## TEXTAUSZUG
Transitbriefe zum Postvertrag Preußen-Frankreich von 1848

    • Offizieller Beitrag

    Liebe Freunde,


    der zum 1.1.1848 gültige PV Preußen-Frankreich ist hinsichtlich der hiervon betroffenen Transitbriefe interessant und nicht einfach zu belegen.
    In dem PV waren zu allen Staaten, in denen Preußen als Transitland fungierte, detaillierte Bestimmungen festgelegt worden.
    Aufzuführen sind hier: Sachsen, Hannover, Braunschweig, Mecklenburg-Schwerin, Mecklenburg-Strelitz, Oldenburg, Hamburg, Bremen und Lübeck sowie Schweden, Norwegen, Polen und Russland.
    Bald darauf wurde der DÖPV gegründet und die genannten deutschen Staaten traten sukzessive bei, so dass für diese Postvereinsländer neue Tarife festgelegt wurden. Auch mit den genannten nicht-deutschen Staaten wurden als Folge der DÖPV-Gründung bald neue Verträge ausgehandelt, so dass auch hier neue Tarife festgelegt wurden.

## AUFGABE A
Gib die Auflistung ab ihrer ersten Zeile bis einschließlich der Zeile mit „bar — [349, 114, 385, 442]“ erneut aus und tausche dabei „y-tick-label“ gegen „y-axis-tick“; alles Übrige bleibt unverändert.

## DATENEINTRÄGE
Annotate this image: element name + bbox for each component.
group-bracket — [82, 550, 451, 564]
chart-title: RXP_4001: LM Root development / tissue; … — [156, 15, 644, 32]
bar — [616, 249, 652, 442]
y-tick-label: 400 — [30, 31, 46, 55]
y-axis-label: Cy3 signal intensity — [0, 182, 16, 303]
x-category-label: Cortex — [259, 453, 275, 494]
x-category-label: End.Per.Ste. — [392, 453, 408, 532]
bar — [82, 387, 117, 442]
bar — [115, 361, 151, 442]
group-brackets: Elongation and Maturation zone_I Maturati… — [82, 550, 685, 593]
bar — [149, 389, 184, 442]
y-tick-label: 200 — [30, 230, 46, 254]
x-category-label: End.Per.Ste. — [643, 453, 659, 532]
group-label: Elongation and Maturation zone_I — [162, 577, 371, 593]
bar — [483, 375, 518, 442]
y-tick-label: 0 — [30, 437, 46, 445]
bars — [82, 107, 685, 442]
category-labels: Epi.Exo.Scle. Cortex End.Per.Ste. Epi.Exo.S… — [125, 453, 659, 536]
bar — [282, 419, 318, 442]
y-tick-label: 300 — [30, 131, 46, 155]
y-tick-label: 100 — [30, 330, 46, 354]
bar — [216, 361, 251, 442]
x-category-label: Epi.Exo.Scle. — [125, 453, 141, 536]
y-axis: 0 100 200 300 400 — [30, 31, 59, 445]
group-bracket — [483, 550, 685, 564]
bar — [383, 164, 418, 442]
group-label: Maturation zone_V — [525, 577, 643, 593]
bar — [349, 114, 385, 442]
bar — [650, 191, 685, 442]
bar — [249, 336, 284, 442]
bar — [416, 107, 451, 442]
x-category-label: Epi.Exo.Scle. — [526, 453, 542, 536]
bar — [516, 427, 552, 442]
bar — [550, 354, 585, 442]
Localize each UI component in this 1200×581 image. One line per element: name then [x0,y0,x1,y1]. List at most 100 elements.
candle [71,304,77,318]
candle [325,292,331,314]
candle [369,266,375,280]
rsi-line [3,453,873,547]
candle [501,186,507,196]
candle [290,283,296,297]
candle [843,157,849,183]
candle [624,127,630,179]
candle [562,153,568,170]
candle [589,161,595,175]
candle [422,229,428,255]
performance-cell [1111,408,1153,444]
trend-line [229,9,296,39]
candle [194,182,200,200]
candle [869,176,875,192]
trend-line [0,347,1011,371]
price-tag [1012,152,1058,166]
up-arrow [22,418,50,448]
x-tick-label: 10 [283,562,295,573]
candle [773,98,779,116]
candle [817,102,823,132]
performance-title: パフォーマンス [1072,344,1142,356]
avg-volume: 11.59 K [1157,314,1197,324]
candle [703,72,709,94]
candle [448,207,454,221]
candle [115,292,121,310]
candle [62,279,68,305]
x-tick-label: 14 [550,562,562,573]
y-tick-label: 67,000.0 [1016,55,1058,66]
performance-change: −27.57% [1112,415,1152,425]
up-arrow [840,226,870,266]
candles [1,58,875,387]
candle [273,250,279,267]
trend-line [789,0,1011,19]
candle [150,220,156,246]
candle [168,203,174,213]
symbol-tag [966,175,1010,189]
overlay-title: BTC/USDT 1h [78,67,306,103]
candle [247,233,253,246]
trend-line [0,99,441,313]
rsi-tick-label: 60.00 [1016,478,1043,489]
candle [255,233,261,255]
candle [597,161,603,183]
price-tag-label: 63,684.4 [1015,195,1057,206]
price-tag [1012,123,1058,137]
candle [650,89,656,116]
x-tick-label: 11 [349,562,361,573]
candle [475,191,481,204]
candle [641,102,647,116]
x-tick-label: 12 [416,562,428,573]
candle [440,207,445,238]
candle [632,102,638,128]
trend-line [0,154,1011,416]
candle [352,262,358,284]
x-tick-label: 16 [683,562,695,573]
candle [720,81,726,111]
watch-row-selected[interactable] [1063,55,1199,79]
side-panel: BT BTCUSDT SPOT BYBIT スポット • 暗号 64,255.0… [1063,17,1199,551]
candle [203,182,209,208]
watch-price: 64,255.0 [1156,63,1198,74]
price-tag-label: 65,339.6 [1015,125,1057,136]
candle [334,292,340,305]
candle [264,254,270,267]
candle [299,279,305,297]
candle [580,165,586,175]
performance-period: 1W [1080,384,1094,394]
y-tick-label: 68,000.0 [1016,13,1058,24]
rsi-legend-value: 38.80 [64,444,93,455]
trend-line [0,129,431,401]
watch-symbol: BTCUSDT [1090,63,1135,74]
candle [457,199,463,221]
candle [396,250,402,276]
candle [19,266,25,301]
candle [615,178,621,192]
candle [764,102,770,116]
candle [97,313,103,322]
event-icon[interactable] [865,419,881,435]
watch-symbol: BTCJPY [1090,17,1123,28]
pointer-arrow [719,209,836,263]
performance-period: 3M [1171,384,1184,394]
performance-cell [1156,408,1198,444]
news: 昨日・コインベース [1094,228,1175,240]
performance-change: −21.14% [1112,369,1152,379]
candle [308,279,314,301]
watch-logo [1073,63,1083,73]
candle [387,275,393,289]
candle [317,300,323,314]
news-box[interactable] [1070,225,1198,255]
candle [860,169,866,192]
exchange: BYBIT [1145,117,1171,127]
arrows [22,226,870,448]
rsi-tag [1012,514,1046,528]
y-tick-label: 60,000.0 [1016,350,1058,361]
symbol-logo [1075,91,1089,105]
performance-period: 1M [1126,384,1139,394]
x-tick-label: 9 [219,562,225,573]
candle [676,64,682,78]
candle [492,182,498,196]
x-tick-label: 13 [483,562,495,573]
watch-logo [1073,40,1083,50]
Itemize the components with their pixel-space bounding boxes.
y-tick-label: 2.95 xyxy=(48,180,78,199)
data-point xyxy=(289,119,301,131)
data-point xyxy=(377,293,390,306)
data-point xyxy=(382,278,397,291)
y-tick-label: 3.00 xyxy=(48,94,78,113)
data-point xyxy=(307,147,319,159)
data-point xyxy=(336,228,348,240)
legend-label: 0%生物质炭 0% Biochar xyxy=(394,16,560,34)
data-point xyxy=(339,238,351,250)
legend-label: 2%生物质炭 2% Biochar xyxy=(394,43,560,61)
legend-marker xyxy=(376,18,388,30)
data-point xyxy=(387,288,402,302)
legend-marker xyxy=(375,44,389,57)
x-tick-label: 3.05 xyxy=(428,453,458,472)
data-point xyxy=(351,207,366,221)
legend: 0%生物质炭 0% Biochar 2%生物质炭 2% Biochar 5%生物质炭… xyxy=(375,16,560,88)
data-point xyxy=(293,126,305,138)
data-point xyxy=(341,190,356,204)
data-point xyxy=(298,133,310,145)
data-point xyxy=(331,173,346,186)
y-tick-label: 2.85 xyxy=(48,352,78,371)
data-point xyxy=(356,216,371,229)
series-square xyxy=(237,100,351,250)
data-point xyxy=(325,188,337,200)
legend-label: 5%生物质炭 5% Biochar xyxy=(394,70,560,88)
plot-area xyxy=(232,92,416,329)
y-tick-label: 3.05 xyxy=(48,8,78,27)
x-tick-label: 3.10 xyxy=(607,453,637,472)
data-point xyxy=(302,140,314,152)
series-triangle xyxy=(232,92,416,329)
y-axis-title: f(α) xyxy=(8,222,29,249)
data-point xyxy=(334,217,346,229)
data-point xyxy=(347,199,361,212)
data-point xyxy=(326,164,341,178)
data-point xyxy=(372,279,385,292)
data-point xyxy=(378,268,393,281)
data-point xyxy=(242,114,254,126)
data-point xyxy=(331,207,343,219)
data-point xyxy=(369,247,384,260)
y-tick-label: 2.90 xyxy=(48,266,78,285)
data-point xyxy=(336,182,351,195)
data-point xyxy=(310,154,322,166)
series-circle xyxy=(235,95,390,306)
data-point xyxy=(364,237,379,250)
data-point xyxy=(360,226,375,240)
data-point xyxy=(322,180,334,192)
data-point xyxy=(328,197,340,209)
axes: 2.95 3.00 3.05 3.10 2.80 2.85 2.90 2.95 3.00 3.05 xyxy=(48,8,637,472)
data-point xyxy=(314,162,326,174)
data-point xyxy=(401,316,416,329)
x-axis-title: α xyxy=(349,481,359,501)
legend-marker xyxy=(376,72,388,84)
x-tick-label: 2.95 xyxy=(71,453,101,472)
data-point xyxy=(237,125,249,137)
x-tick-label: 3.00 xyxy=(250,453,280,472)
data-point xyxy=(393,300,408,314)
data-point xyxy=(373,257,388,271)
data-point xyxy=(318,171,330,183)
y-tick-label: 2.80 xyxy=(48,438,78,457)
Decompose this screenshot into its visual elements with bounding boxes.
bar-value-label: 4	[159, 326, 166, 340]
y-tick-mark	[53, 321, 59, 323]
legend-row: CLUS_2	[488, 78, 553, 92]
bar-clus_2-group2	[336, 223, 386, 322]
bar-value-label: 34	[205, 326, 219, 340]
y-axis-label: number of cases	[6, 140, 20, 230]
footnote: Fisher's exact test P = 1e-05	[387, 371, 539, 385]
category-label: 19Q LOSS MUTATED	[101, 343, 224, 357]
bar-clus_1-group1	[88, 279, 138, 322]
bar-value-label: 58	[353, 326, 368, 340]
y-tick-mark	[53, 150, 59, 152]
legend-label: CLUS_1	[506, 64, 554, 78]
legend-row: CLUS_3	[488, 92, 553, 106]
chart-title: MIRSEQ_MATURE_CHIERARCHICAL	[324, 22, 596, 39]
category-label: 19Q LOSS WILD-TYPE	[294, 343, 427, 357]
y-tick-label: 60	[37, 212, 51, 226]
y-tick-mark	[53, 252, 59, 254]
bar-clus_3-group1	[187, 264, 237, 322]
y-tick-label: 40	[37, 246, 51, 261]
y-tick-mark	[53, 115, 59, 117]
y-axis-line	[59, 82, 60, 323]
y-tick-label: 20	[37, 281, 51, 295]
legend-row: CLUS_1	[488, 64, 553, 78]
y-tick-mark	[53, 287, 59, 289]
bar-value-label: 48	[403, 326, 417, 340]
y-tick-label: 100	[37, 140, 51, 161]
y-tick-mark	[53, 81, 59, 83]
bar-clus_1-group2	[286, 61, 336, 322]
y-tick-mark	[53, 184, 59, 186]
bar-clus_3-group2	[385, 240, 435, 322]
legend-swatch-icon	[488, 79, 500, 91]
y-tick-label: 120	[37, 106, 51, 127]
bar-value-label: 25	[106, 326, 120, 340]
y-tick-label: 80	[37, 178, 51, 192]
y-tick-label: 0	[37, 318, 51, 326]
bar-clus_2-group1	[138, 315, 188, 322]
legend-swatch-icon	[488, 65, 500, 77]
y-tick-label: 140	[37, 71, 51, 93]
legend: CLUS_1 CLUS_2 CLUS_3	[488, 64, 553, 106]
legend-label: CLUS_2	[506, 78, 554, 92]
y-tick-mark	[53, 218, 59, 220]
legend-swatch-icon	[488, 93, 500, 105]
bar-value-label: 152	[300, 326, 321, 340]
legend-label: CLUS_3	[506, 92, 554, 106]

## AUFGABE B
Prüfe anhand des Textauszugs zum Postvertrag Preußen-Frankreich, ob die folgenden Aussagen zutreffen: (i) Der Postvertrag Preußen-Frankreich galt ab dem 1.1.1848. (ii) Dänemark zählt zu den aufgeführten Staaten, für die Preußen als Transitland fungierte. (iii) Mit den genannten nicht-deutschen Staaten wurden nach der DÖPV-Gründung keine neuen Verträge ausgehandelt.

## SCHRIFTLICHE ANTWORT A
Annotate this image: element name + bbox for each component.
group-bracket — [82, 550, 451, 564]
chart-title: RXP_4001: LM Root development / tissue; … — [156, 15, 644, 32]
bar — [616, 249, 652, 442]
y-axis-tick: 400 — [30, 31, 46, 55]
y-axis-label: Cy3 signal intensity — [0, 182, 16, 303]
x-category-label: Cortex — [259, 453, 275, 494]
x-category-label: End.Per.Ste. — [392, 453, 408, 532]
bar — [82, 387, 117, 442]
bar — [115, 361, 151, 442]
group-brackets: Elongation and Maturation zone_I Maturati… — [82, 550, 685, 593]
bar — [149, 389, 184, 442]
y-axis-tick: 200 — [30, 230, 46, 254]
x-category-label: End.Per.Ste. — [643, 453, 659, 532]
group-label: Elongation and Maturation zone_I — [162, 577, 371, 593]
bar — [483, 375, 518, 442]
y-axis-tick: 0 — [30, 437, 46, 445]
bars — [82, 107, 685, 442]
category-labels: Epi.Exo.Scle. Cortex End.Per.Ste. Epi.Exo.S… — [125, 453, 659, 536]
bar — [282, 419, 318, 442]
y-axis-tick: 300 — [30, 131, 46, 155]
y-axis-tick: 100 — [30, 330, 46, 354]
bar — [216, 361, 251, 442]
x-category-label: Epi.Exo.Scle. — [125, 453, 141, 536]
y-axis: 0 100 200 300 400 — [30, 31, 59, 445]
group-bracket — [483, 550, 685, 564]
bar — [383, 164, 418, 442]
group-label: Maturation zone_V — [525, 577, 643, 593]
bar — [349, 114, 385, 442]

## SCHRIFTLICHE ANTWORT B
(i) Ja: „der zum 1.1.1848 gültige PV Preußen-Frankreich“
(ii) Nein: „Aufzuführen sind hier: Sachsen, Hannover, Braunschweig, Mecklenburg-Schwerin, Mecklenburg-Strelitz, Oldenburg, Hamburg, Bremen und Lübeck sowie Schweden, Norwegen, Polen und Russland.“
(iii) Nein: „Auch mit den genannten nicht-deutschen Staaten wurden als Folge der DÖPV-Gründung bald neue Verträge ausgehandelt“